> _Task objective_: For the records below, say how many lines contain the string "JSON". Give the number only.

> _Provided information_:
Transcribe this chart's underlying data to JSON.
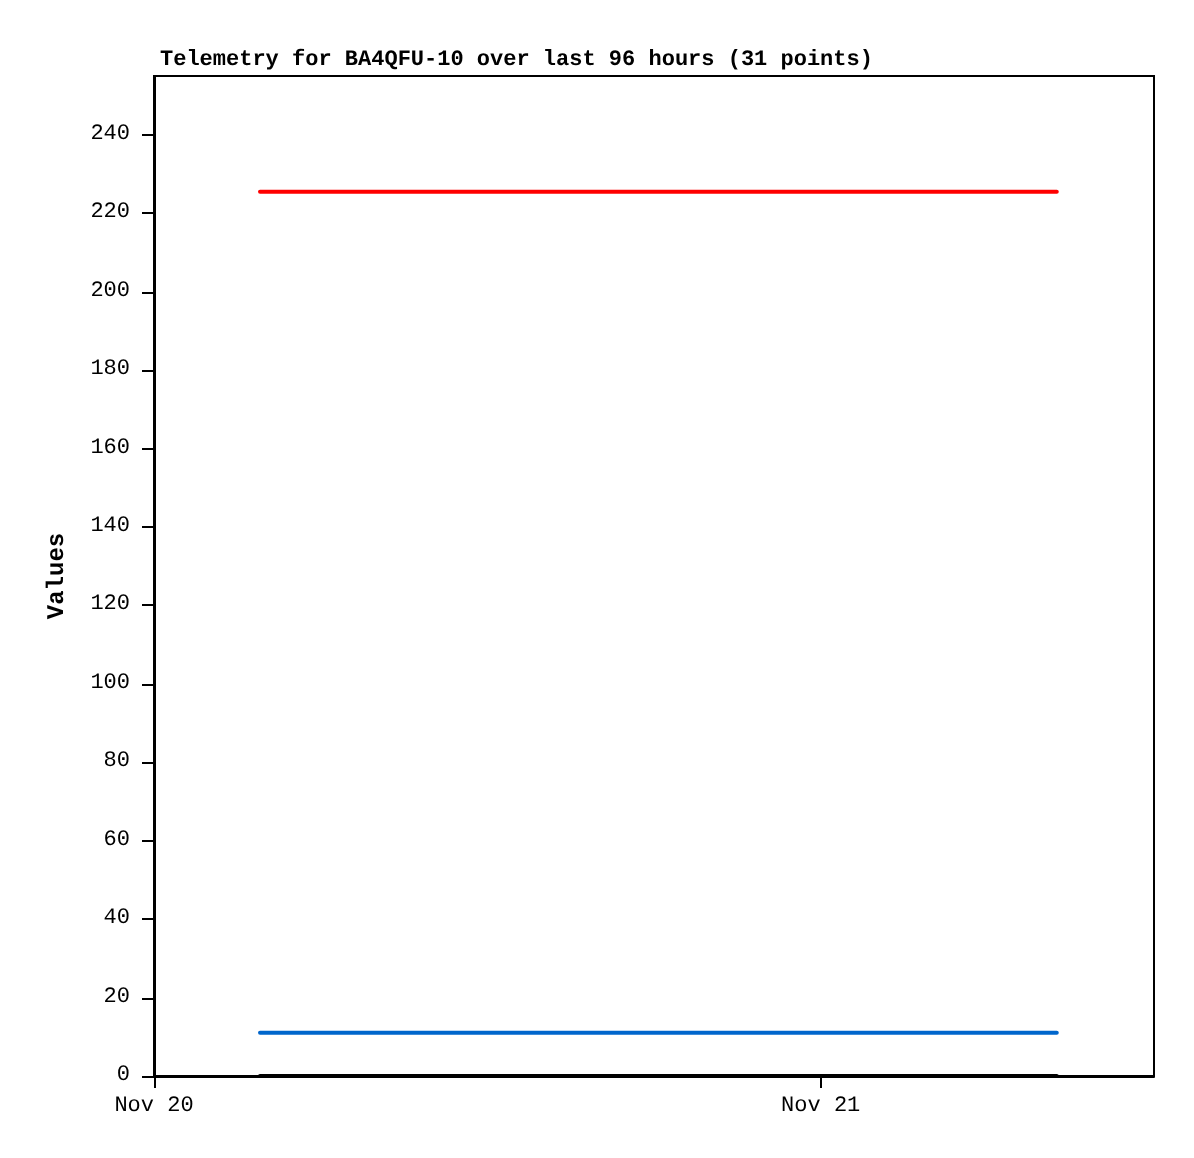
{
  "chart_data": {
    "type": "line",
    "title": "Telemetry for BA4QFU-10 over last 96 hours (31 points)",
    "ylabel": "Values",
    "x": [
      "--11-20T03:49",
      "--11-21T08:30"
    ],
    "series": [
      {
        "color": "#ff0000",
        "values": [
          225.5,
          225.5
        ]
      },
      {
        "color": "#0066cc",
        "values": [
          11,
          11
        ]
      },
      {
        "color": "#000000",
        "values": [
          0,
          0
        ]
      }
    ],
    "xlim": [
      "--11-20T00:00",
      "--11-21T12:00"
    ],
    "xticks": [
      {
        "value": "--11-20T00:00",
        "label": "Nov 20"
      },
      {
        "value": "--11-21T00:00",
        "label": "Nov 21"
      }
    ],
    "ylim": [
      0,
      255
    ],
    "yticks": [
      0,
      20,
      40,
      60,
      80,
      100,
      120,
      140,
      160,
      180,
      200,
      220,
      240
    ],
    "grid": false,
    "marker": "none",
    "line_style": "solid"
  }
}
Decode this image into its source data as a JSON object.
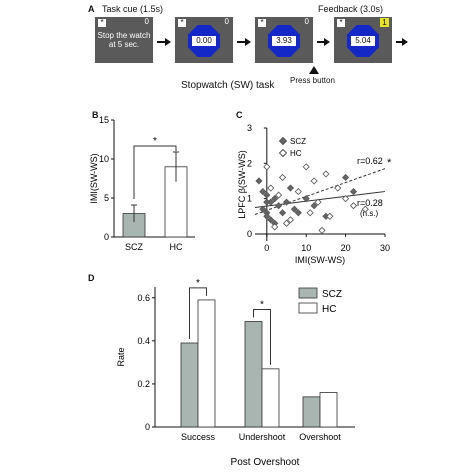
{
  "panel_a": {
    "label": "A",
    "task_cue_label": "Task cue (1.5s)",
    "feedback_label": "Feedback (3.0s)",
    "cue_message": "Stop the watch at 5 sec.",
    "star_symbol": "*",
    "screens": [
      {
        "counter": "0",
        "display": ""
      },
      {
        "counter": "0",
        "display": "0.00"
      },
      {
        "counter": "0",
        "display": "3.93"
      },
      {
        "counter": "1",
        "display": "5.04"
      }
    ],
    "press_button_label": "Press button",
    "title": "Stopwatch (SW) task",
    "screen_color": "#5a5a5a",
    "octagon_color": "#1428c8",
    "counter_highlight": "#e6e629"
  },
  "panel_b": {
    "label": "B",
    "chart_data": {
      "type": "bar",
      "categories": [
        "SCZ",
        "HC"
      ],
      "values": [
        3,
        9
      ],
      "errors": [
        1.1,
        1.9
      ],
      "colors": [
        "#a9b5b0",
        "#ffffff"
      ],
      "ylabel": "IMI(SW-WS)",
      "ylim": [
        0,
        15
      ],
      "yticks": [
        "0",
        "5",
        "10",
        "15"
      ],
      "significance": "*"
    }
  },
  "panel_c": {
    "label": "C",
    "chart_data": {
      "type": "scatter",
      "xlabel": "IMI(SW-WS)",
      "ylabel": "LPFC β(SW-WS)",
      "xlim": [
        -3,
        30
      ],
      "ylim": [
        -0.2,
        3
      ],
      "xticks": [
        "0",
        "10",
        "20",
        "30"
      ],
      "yticks": [
        "0",
        "1",
        "2",
        "3"
      ],
      "legend_position": "top-left",
      "series": [
        {
          "name": "SCZ",
          "marker": "filled-diamond",
          "points": [
            [
              -2,
              1.5
            ],
            [
              -1,
              1.2
            ],
            [
              -1,
              0.7
            ],
            [
              0,
              1.1
            ],
            [
              0,
              0.9
            ],
            [
              0,
              0.6
            ],
            [
              0,
              0.5
            ],
            [
              1,
              0.9
            ],
            [
              1,
              0.4
            ],
            [
              2,
              1.0
            ],
            [
              2,
              0.3
            ],
            [
              3,
              0.8
            ],
            [
              4,
              0.6
            ],
            [
              5,
              0.9
            ],
            [
              6,
              1.3
            ],
            [
              7,
              0.7
            ],
            [
              8,
              0.6
            ],
            [
              10,
              1.0
            ],
            [
              12,
              0.8
            ],
            [
              15,
              0.5
            ],
            [
              20,
              1.6
            ],
            [
              22,
              1.2
            ]
          ]
        },
        {
          "name": "HC",
          "marker": "open-diamond",
          "points": [
            [
              0,
              1.9
            ],
            [
              1,
              1.3
            ],
            [
              2,
              0.2
            ],
            [
              3,
              1.1
            ],
            [
              4,
              1.6
            ],
            [
              5,
              0.3
            ],
            [
              6,
              0.4
            ],
            [
              8,
              1.2
            ],
            [
              10,
              1.9
            ],
            [
              11,
              0.6
            ],
            [
              12,
              1.5
            ],
            [
              13,
              0.9
            ],
            [
              15,
              1.7
            ],
            [
              16,
              0.5
            ],
            [
              18,
              1.3
            ],
            [
              20,
              1.0
            ],
            [
              22,
              0.8
            ],
            [
              25,
              0.7
            ],
            [
              14,
              0.1
            ]
          ]
        }
      ],
      "fits": [
        {
          "series": "HC",
          "style": "dashed",
          "from": [
            -3,
            0.55
          ],
          "to": [
            30,
            1.85
          ],
          "label": "r=0.62",
          "star": "*"
        },
        {
          "series": "SCZ",
          "style": "solid",
          "from": [
            -3,
            0.75
          ],
          "to": [
            30,
            1.2
          ],
          "label": "r=0.28",
          "note": "(n.s.)"
        }
      ]
    }
  },
  "panel_d": {
    "label": "D",
    "chart_data": {
      "type": "bar",
      "categories": [
        "Success",
        "Undershoot",
        "Overshoot"
      ],
      "series": [
        {
          "name": "SCZ",
          "values": [
            0.39,
            0.49,
            0.14
          ],
          "color": "#a9b5b0"
        },
        {
          "name": "HC",
          "values": [
            0.59,
            0.27,
            0.16
          ],
          "color": "#ffffff"
        }
      ],
      "ylabel": "Rate",
      "xlabel": "Post Overshoot",
      "ylim": [
        0,
        0.65
      ],
      "yticks": [
        "0",
        "0.2",
        "0.4",
        "0.6"
      ],
      "legend_position": "top-right",
      "significance": [
        {
          "category": "Success",
          "mark": "*"
        },
        {
          "category": "Undershoot",
          "mark": "*"
        }
      ]
    }
  }
}
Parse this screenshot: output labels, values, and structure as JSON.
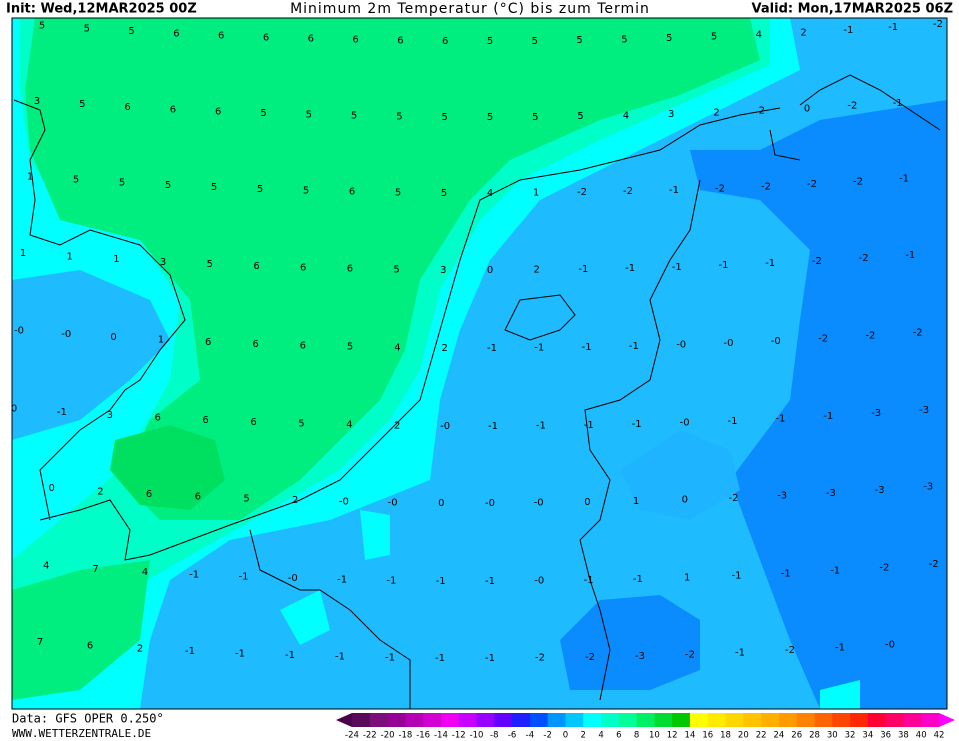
{
  "header": {
    "init": "Init: Wed,12MAR2025 00Z",
    "title": "Minimum 2m Temperatur (°C) bis zum Termin",
    "valid": "Valid: Mon,17MAR2025 06Z"
  },
  "grid": {
    "rows": [
      [
        "5",
        "5",
        "5",
        "6",
        "6",
        "6",
        "6",
        "6",
        "6",
        "6",
        "5",
        "5",
        "5",
        "5",
        "5",
        "5",
        "4",
        "2",
        "-1",
        "-1",
        "-2"
      ],
      [
        "3",
        "5",
        "6",
        "6",
        "6",
        "5",
        "5",
        "5",
        "5",
        "5",
        "5",
        "5",
        "5",
        "4",
        "3",
        "2",
        "2",
        "0",
        "-2",
        "-1"
      ],
      [
        "1",
        "5",
        "5",
        "5",
        "5",
        "5",
        "5",
        "6",
        "5",
        "5",
        "4",
        "1",
        "-2",
        "-2",
        "-1",
        "-2",
        "-2",
        "-2",
        "-2",
        "-1"
      ],
      [
        "1",
        "1",
        "1",
        "3",
        "5",
        "6",
        "6",
        "6",
        "5",
        "3",
        "0",
        "2",
        "-1",
        "-1",
        "-1",
        "-1",
        "-1",
        "-2",
        "-2",
        "-1"
      ],
      [
        "-0",
        "-0",
        "0",
        "1",
        "6",
        "6",
        "6",
        "5",
        "4",
        "2",
        "-1",
        "-1",
        "-1",
        "-1",
        "-0",
        "-0",
        "-0",
        "-2",
        "-2",
        "-2"
      ],
      [
        "0",
        "-1",
        "3",
        "6",
        "6",
        "6",
        "5",
        "4",
        "2",
        "-0",
        "-1",
        "-1",
        "-1",
        "-1",
        "-0",
        "-1",
        "-1",
        "-1",
        "-3",
        "-3"
      ],
      [
        null,
        "0",
        "2",
        "6",
        "6",
        "5",
        "2",
        "-0",
        "-0",
        "0",
        "-0",
        "-0",
        "0",
        "1",
        "0",
        "-2",
        "-3",
        "-3",
        "-3",
        "-3"
      ],
      [
        null,
        "4",
        "7",
        "4",
        "-1",
        "-1",
        "-0",
        "-1",
        "-1",
        "-1",
        "-1",
        "-0",
        "-1",
        "-1",
        "1",
        "-1",
        "-1",
        "-1",
        "-2",
        "-2"
      ],
      [
        null,
        "7",
        "6",
        "2",
        "-1",
        "-1",
        "-1",
        "-1",
        "-1",
        "-1",
        "-1",
        "-2",
        "-2",
        "-3",
        "-2",
        "-1",
        "-2",
        "-1",
        "-0"
      ]
    ]
  },
  "legend": {
    "labels": [
      "-24",
      "-22",
      "-20",
      "-18",
      "-16",
      "-14",
      "-12",
      "-10",
      "-8",
      "-6",
      "-4",
      "-2",
      "0",
      "2",
      "4",
      "6",
      "8",
      "10",
      "12",
      "14",
      "16",
      "18",
      "20",
      "22",
      "24",
      "26",
      "28",
      "30",
      "32",
      "34",
      "36",
      "38",
      "40",
      "42"
    ],
    "colors": [
      "#5a0a5a",
      "#7a0f7a",
      "#960096",
      "#b400b4",
      "#d200d2",
      "#f000f0",
      "#c800ff",
      "#9600ff",
      "#6400ff",
      "#1e1eff",
      "#0050ff",
      "#0096ff",
      "#00c8ff",
      "#00ffff",
      "#00ffc8",
      "#00ff96",
      "#00f064",
      "#00dc32",
      "#00c800",
      "#ffff00",
      "#ffeb00",
      "#ffd700",
      "#ffc300",
      "#ffaf00",
      "#ff9b00",
      "#ff8200",
      "#ff6400",
      "#ff4600",
      "#ff2800",
      "#ff0032",
      "#ff0064",
      "#ff0096",
      "#ff00c8"
    ],
    "under_color": "#4a004a",
    "over_color": "#ff00ff"
  },
  "footer": {
    "data": "Data: GFS OPER 0.250°",
    "site": "WWW.WETTERZENTRALE.DE"
  }
}
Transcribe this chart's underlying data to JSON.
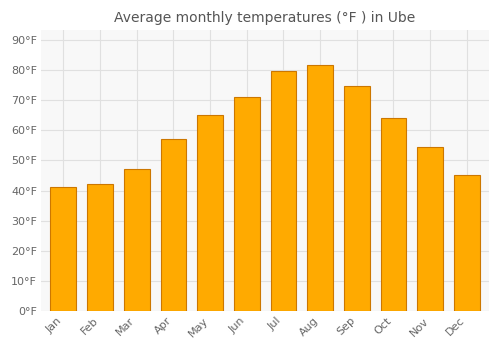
{
  "title": "Average monthly temperatures (°F ) in Ube",
  "months": [
    "Jan",
    "Feb",
    "Mar",
    "Apr",
    "May",
    "Jun",
    "Jul",
    "Aug",
    "Sep",
    "Oct",
    "Nov",
    "Dec"
  ],
  "values": [
    41,
    42,
    47,
    57,
    65,
    71,
    79.5,
    81.5,
    74.5,
    64,
    54.5,
    45
  ],
  "bar_face_color": "#FFAA00",
  "bar_edge_color": "#CC7700",
  "background_color": "#ffffff",
  "plot_bg_color": "#f8f8f8",
  "grid_color": "#e0e0e0",
  "yticks": [
    0,
    10,
    20,
    30,
    40,
    50,
    60,
    70,
    80,
    90
  ],
  "ylim": [
    0,
    93
  ],
  "title_fontsize": 10,
  "tick_fontsize": 8,
  "tick_color": "#666666",
  "title_color": "#555555"
}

> _Result below_: 4